§ **TASK BRIEF**: Return the listing word for word, as given.

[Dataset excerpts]
_ _ _ _ _

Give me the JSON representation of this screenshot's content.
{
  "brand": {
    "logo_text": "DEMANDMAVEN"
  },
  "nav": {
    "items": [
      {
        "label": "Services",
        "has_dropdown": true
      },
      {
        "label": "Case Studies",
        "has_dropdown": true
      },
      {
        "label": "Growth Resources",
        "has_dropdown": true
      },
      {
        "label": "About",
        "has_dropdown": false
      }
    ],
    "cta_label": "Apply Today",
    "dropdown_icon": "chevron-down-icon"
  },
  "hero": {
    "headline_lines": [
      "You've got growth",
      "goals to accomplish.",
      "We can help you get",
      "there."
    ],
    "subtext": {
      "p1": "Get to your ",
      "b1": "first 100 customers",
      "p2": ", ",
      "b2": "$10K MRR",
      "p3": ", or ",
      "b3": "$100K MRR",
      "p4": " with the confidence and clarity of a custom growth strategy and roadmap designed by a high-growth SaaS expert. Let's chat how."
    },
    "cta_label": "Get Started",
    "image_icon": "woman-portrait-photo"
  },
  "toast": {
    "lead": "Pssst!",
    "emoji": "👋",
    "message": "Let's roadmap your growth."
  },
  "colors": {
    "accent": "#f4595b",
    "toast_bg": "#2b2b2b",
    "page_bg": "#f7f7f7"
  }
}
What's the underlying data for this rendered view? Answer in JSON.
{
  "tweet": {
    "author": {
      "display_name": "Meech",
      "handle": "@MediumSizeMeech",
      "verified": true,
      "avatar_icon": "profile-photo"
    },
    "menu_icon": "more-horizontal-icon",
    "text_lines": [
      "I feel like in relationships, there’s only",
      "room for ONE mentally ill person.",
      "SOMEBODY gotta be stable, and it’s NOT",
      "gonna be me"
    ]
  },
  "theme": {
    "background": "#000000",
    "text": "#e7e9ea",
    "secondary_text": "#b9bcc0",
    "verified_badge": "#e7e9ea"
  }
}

_ _ _ _ _

§ **EXERCISE RESPONSE**:
Give me the JSON representation of this screenshot's content.
{
  "brand": {
    "logo_text": "DEMANDMAVEN"
  },
  "nav": {
    "items": [
      {
        "label": "Services",
        "has_dropdown": true
      },
      {
        "label": "Case Studies",
        "has_dropdown": true
      },
      {
        "label": "Growth Resources",
        "has_dropdown": true
      },
      {
        "label": "About",
        "has_dropdown": false
      }
    ],
    "cta_label": "Apply Today",
    "dropdown_icon": "chevron-down-icon"
  },
  "hero": {
    "headline_lines": [
      "You've got growth",
      "goals to accomplish.",
      "We can help you get",
      "there."
    ],
    "subtext": {
      "p1": "Get to your ",
      "b1": "first 100 customers",
      "p2": ", ",
      "b2": "$10K MRR",
      "p3": ", or ",
      "b3": "$100K MRR",
      "p4": " with the confidence and clarity of a custom growth strategy and roadmap designed by a high-growth SaaS expert. Let's chat how."
    },
    "cta_label": "Get Started",
    "image_icon": "woman-portrait-photo"
  },
  "toast": {
    "lead": "Pssst!",
    "emoji": "👋",
    "message": "Let's roadmap your growth."
  },
  "colors": {
    "accent": "#f4595b",
    "toast_bg": "#2b2b2b",
    "page_bg": "#f7f7f7"
  }
}
What's the underlying data for this rendered view? Answer in JSON.
{
  "tweet": {
    "author": {
      "display_name": "Meech",
      "handle": "@MediumSizeMeech",
      "verified": true,
      "avatar_icon": "profile-photo"
    },
    "menu_icon": "more-horizontal-icon",
    "text_lines": [
      "I feel like in relationships, there’s only",
      "room for ONE mentally ill person.",
      "SOMEBODY gotta be stable, and it’s NOT",
      "gonna be me"
    ]
  },
  "theme": {
    "background": "#000000",
    "text": "#e7e9ea",
    "secondary_text": "#b9bcc0",
    "verified_badge": "#e7e9ea"
  }
}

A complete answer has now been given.